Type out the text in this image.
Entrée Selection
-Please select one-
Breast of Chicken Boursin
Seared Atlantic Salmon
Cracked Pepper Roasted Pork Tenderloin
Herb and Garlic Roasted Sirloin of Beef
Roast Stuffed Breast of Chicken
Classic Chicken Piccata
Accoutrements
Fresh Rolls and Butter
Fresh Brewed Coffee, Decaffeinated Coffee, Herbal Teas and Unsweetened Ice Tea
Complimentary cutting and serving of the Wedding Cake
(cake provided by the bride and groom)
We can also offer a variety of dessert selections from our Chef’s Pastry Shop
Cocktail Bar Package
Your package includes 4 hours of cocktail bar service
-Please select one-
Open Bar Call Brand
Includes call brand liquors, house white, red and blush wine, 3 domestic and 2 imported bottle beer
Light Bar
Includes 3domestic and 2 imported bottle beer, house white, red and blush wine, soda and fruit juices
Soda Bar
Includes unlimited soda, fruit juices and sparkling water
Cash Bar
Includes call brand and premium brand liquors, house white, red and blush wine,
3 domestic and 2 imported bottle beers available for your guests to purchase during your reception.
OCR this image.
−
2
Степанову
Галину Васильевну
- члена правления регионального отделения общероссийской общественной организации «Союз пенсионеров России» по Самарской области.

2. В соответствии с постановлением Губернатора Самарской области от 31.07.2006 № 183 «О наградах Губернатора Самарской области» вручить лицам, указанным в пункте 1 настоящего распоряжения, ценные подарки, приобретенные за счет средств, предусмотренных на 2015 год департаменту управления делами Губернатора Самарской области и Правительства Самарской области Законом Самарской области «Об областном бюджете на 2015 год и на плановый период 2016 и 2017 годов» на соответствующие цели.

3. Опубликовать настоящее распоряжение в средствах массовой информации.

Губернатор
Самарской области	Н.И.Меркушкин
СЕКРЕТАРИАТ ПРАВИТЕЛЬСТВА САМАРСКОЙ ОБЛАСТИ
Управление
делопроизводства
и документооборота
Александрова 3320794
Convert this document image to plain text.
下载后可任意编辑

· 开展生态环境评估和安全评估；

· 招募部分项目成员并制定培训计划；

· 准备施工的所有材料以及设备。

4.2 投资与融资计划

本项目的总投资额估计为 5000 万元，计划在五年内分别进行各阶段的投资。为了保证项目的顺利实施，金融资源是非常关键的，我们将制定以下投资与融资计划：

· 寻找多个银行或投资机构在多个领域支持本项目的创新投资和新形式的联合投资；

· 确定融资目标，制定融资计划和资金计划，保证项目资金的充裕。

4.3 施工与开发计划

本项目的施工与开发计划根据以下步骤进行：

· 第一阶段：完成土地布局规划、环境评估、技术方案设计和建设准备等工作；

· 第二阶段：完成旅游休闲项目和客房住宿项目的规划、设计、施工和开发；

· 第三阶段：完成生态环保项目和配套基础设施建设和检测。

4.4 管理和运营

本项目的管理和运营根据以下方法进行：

§ **Work to do**
Write down every line of the data exactly as it appears above.

§ **Problem solution**
Type out the text in this image.
Entrée Selection
-Please select one-
Breast of Chicken Boursin
Seared Atlantic Salmon
Cracked Pepper Roasted Pork Tenderloin
Herb and Garlic Roasted Sirloin of Beef
Roast Stuffed Breast of Chicken
Classic Chicken Piccata
Accoutrements
Fresh Rolls and Butter
Fresh Brewed Coffee, Decaffeinated Coffee, Herbal Teas and Unsweetened Ice Tea
Complimentary cutting and serving of the Wedding Cake
(cake provided by the bride and groom)
We can also offer a variety of dessert selections from our Chef’s Pastry Shop
Cocktail Bar Package
Your package includes 4 hours of cocktail bar service
-Please select one-
Open Bar Call Brand
Includes call brand liquors, house white, red and blush wine, 3 domestic and 2 imported bottle beer
Light Bar
Includes 3domestic and 2 imported bottle beer, house white, red and blush wine, soda and fruit juices
Soda Bar
Includes unlimited soda, fruit juices and sparkling water
Cash Bar
Includes call brand and premium brand liquors, house white, red and blush wine,
3 domestic and 2 imported bottle beers available for your guests to purchase during your reception.
OCR this image.
−
2
Степанову
Галину Васильевну
- члена правления регионального отделения общероссийской общественной организации «Союз пенсионеров России» по Самарской области.

2. В соответствии с постановлением Губернатора Самарской области от 31.07.2006 № 183 «О наградах Губернатора Самарской области» вручить лицам, указанным в пункте 1 настоящего распоряжения, ценные подарки, приобретенные за счет средств, предусмотренных на 2015 год департаменту управления делами Губернатора Самарской области и Правительства Самарской области Законом Самарской области «Об областном бюджете на 2015 год и на плановый период 2016 и 2017 годов» на соответствующие цели.

3. Опубликовать настоящее распоряжение в средствах массовой информации.

Губернатор
Самарской области	Н.И.Меркушкин
СЕКРЕТАРИАТ ПРАВИТЕЛЬСТВА САМАРСКОЙ ОБЛАСТИ
Управление
делопроизводства
и документооборота
Александрова 3320794
Convert this document image to plain text.
下载后可任意编辑

· 开展生态环境评估和安全评估；

· 招募部分项目成员并制定培训计划；

· 准备施工的所有材料以及设备。

4.2 投资与融资计划

本项目的总投资额估计为 5000 万元，计划在五年内分别进行各阶段的投资。为了保证项目的顺利实施，金融资源是非常关键的，我们将制定以下投资与融资计划：

· 寻找多个银行或投资机构在多个领域支持本项目的创新投资和新形式的联合投资；

· 确定融资目标，制定融资计划和资金计划，保证项目资金的充裕。

4.3 施工与开发计划

本项目的施工与开发计划根据以下步骤进行：

· 第一阶段：完成土地布局规划、环境评估、技术方案设计和建设准备等工作；

· 第二阶段：完成旅游休闲项目和客房住宿项目的规划、设计、施工和开发；

· 第三阶段：完成生态环保项目和配套基础设施建设和检测。

4.4 管理和运营

本项目的管理和运营根据以下方法进行：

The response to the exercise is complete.